→ **Objective**: Write out all the entries word for word, but skip any images.

_ _ _ _ _ _ _

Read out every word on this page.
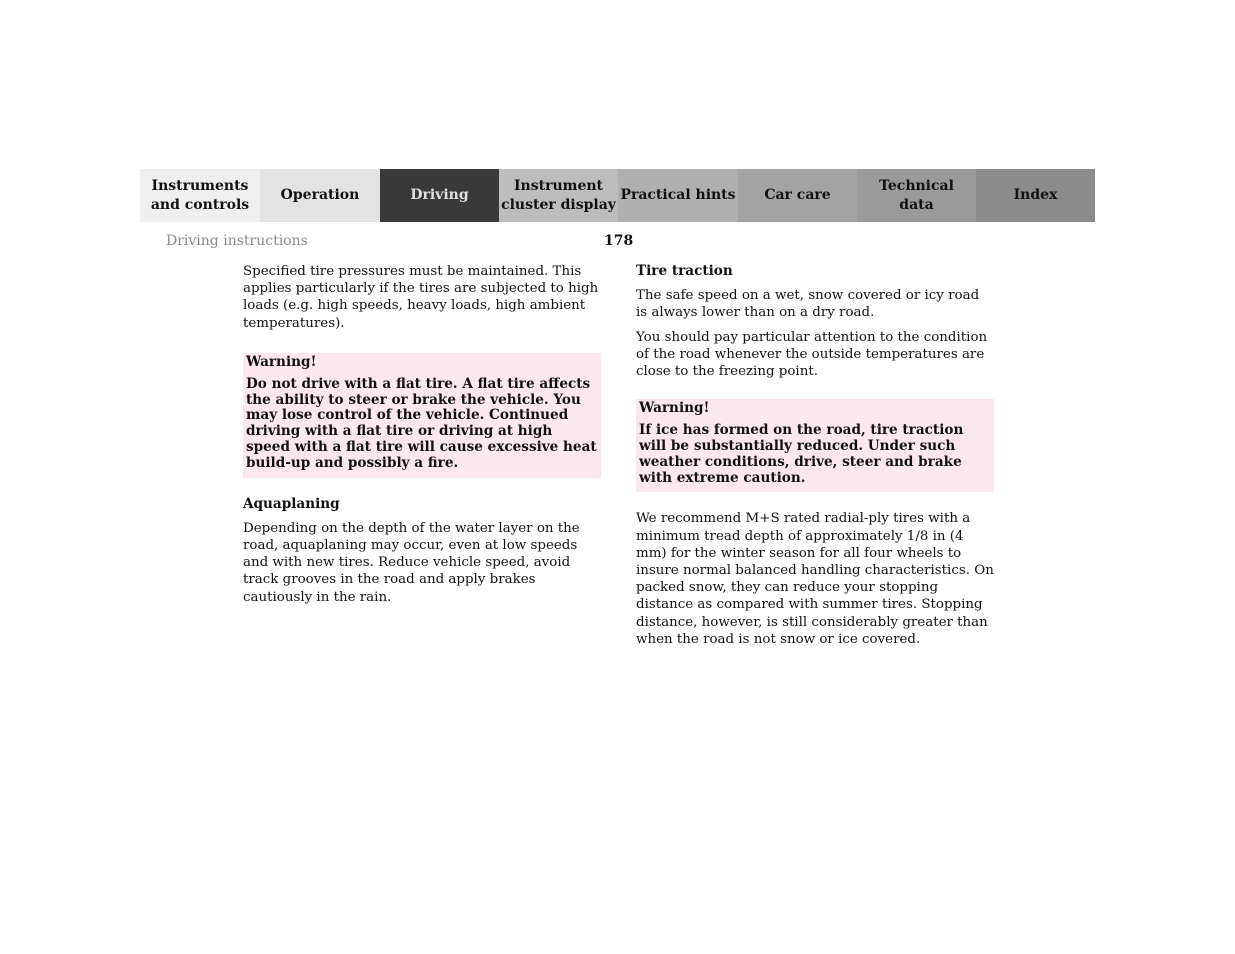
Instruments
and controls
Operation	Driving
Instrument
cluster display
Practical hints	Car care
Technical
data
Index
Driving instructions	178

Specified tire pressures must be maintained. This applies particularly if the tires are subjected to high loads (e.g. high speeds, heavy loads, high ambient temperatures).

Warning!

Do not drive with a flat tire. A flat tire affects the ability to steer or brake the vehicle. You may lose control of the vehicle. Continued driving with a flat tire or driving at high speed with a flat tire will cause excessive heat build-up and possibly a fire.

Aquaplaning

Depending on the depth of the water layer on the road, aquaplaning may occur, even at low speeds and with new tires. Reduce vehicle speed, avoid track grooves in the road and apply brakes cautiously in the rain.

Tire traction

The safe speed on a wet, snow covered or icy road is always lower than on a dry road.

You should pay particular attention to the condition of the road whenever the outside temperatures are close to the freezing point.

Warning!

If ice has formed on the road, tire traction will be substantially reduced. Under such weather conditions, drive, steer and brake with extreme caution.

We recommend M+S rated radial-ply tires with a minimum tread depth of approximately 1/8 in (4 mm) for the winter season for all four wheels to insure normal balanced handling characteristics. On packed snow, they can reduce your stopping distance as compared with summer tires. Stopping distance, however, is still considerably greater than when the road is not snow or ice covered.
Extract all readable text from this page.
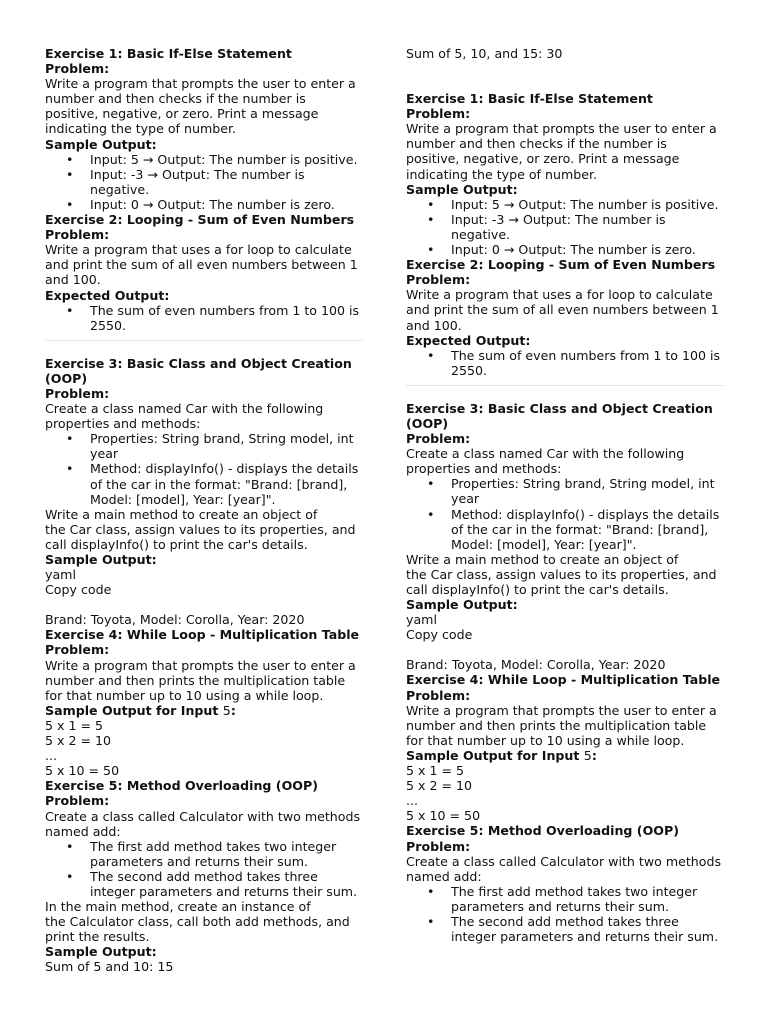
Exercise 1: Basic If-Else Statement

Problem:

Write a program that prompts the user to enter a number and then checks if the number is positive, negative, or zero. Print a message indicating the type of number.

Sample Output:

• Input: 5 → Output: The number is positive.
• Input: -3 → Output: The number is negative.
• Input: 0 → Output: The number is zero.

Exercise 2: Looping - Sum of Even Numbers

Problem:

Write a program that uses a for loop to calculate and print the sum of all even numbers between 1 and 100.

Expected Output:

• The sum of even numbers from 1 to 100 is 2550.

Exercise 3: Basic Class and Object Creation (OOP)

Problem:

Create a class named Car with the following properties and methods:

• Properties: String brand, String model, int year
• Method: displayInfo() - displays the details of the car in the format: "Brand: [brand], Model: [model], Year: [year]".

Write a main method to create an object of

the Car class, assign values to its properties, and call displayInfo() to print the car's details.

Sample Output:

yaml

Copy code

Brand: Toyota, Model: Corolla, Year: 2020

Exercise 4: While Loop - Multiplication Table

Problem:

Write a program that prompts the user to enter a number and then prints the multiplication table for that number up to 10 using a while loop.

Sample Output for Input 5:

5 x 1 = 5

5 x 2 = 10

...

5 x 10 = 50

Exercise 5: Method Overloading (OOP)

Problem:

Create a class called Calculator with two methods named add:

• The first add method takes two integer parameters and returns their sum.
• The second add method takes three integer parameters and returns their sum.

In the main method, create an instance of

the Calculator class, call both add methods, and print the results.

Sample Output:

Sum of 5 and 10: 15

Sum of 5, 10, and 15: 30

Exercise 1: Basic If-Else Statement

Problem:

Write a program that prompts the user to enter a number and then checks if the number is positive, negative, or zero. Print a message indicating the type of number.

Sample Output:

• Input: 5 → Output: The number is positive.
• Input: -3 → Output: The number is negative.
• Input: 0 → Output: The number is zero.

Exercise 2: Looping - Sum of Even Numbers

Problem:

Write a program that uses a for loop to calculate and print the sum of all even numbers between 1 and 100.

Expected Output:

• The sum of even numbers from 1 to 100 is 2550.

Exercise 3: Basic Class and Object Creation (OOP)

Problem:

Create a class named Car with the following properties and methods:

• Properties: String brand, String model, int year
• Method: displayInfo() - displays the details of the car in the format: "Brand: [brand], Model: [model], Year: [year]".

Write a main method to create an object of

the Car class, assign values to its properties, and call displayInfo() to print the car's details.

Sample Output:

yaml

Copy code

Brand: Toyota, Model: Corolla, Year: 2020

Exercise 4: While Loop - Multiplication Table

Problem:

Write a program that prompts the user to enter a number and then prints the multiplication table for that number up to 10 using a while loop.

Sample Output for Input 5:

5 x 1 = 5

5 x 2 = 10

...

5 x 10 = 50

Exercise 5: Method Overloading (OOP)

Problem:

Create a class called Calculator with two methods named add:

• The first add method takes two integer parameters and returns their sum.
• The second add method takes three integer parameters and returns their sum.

_ _ _ _ _ _ _

→ **Written response**:
Read out every word on this page.
Instruments
and controls
Operation	Driving
Instrument
cluster display
Practical hints	Car care
Technical
data
Index
Driving instructions	178

Specified tire pressures must be maintained. This applies particularly if the tires are subjected to high loads (e.g. high speeds, heavy loads, high ambient temperatures).

Warning!

Do not drive with a flat tire. A flat tire affects the ability to steer or brake the vehicle. You may lose control of the vehicle. Continued driving with a flat tire or driving at high speed with a flat tire will cause excessive heat build-up and possibly a fire.

Aquaplaning

Depending on the depth of the water layer on the road, aquaplaning may occur, even at low speeds and with new tires. Reduce vehicle speed, avoid track grooves in the road and apply brakes cautiously in the rain.

Tire traction

The safe speed on a wet, snow covered or icy road is always lower than on a dry road.

You should pay particular attention to the condition of the road whenever the outside temperatures are close to the freezing point.

Warning!

If ice has formed on the road, tire traction will be substantially reduced. Under such weather conditions, drive, steer and brake with extreme caution.

We recommend M+S rated radial-ply tires with a minimum tread depth of approximately 1/8 in (4 mm) for the winter season for all four wheels to insure normal balanced handling characteristics. On packed snow, they can reduce your stopping distance as compared with summer tires. Stopping distance, however, is still considerably greater than when the road is not snow or ice covered.
Extract all readable text from this page.
Exercise 1: Basic If-Else Statement

Problem:

Write a program that prompts the user to enter a number and then checks if the number is positive, negative, or zero. Print a message indicating the type of number.

Sample Output:

• Input: 5 → Output: The number is positive.
• Input: -3 → Output: The number is negative.
• Input: 0 → Output: The number is zero.

Exercise 2: Looping - Sum of Even Numbers

Problem:

Write a program that uses a for loop to calculate and print the sum of all even numbers between 1 and 100.

Expected Output:

• The sum of even numbers from 1 to 100 is 2550.

Exercise 3: Basic Class and Object Creation (OOP)

Problem:

Create a class named Car with the following properties and methods:

• Properties: String brand, String model, int year
• Method: displayInfo() - displays the details of the car in the format: "Brand: [brand], Model: [model], Year: [year]".

Write a main method to create an object of

the Car class, assign values to its properties, and call displayInfo() to print the car's details.

Sample Output:

yaml

Copy code

Brand: Toyota, Model: Corolla, Year: 2020

Exercise 4: While Loop - Multiplication Table

Problem:

Write a program that prompts the user to enter a number and then prints the multiplication table for that number up to 10 using a while loop.

Sample Output for Input 5:

5 x 1 = 5

5 x 2 = 10

...

5 x 10 = 50

Exercise 5: Method Overloading (OOP)

Problem:

Create a class called Calculator with two methods named add:

• The first add method takes two integer parameters and returns their sum.
• The second add method takes three integer parameters and returns their sum.

In the main method, create an instance of

the Calculator class, call both add methods, and print the results.

Sample Output:

Sum of 5 and 10: 15

Sum of 5, 10, and 15: 30

Exercise 1: Basic If-Else Statement

Problem:

Write a program that prompts the user to enter a number and then checks if the number is positive, negative, or zero. Print a message indicating the type of number.

Sample Output:

• Input: 5 → Output: The number is positive.
• Input: -3 → Output: The number is negative.
• Input: 0 → Output: The number is zero.

Exercise 2: Looping - Sum of Even Numbers

Problem:

Write a program that uses a for loop to calculate and print the sum of all even numbers between 1 and 100.

Expected Output:

• The sum of even numbers from 1 to 100 is 2550.

Exercise 3: Basic Class and Object Creation (OOP)

Problem:

Create a class named Car with the following properties and methods:

• Properties: String brand, String model, int year
• Method: displayInfo() - displays the details of the car in the format: "Brand: [brand], Model: [model], Year: [year]".

Write a main method to create an object of

the Car class, assign values to its properties, and call displayInfo() to print the car's details.

Sample Output:

yaml

Copy code

Brand: Toyota, Model: Corolla, Year: 2020

Exercise 4: While Loop - Multiplication Table

Problem:

Write a program that prompts the user to enter a number and then prints the multiplication table for that number up to 10 using a while loop.

Sample Output for Input 5:

5 x 1 = 5

5 x 2 = 10

...

5 x 10 = 50

Exercise 5: Method Overloading (OOP)

Problem:

Create a class called Calculator with two methods named add:

• The first add method takes two integer parameters and returns their sum.
• The second add method takes three integer parameters and returns their sum.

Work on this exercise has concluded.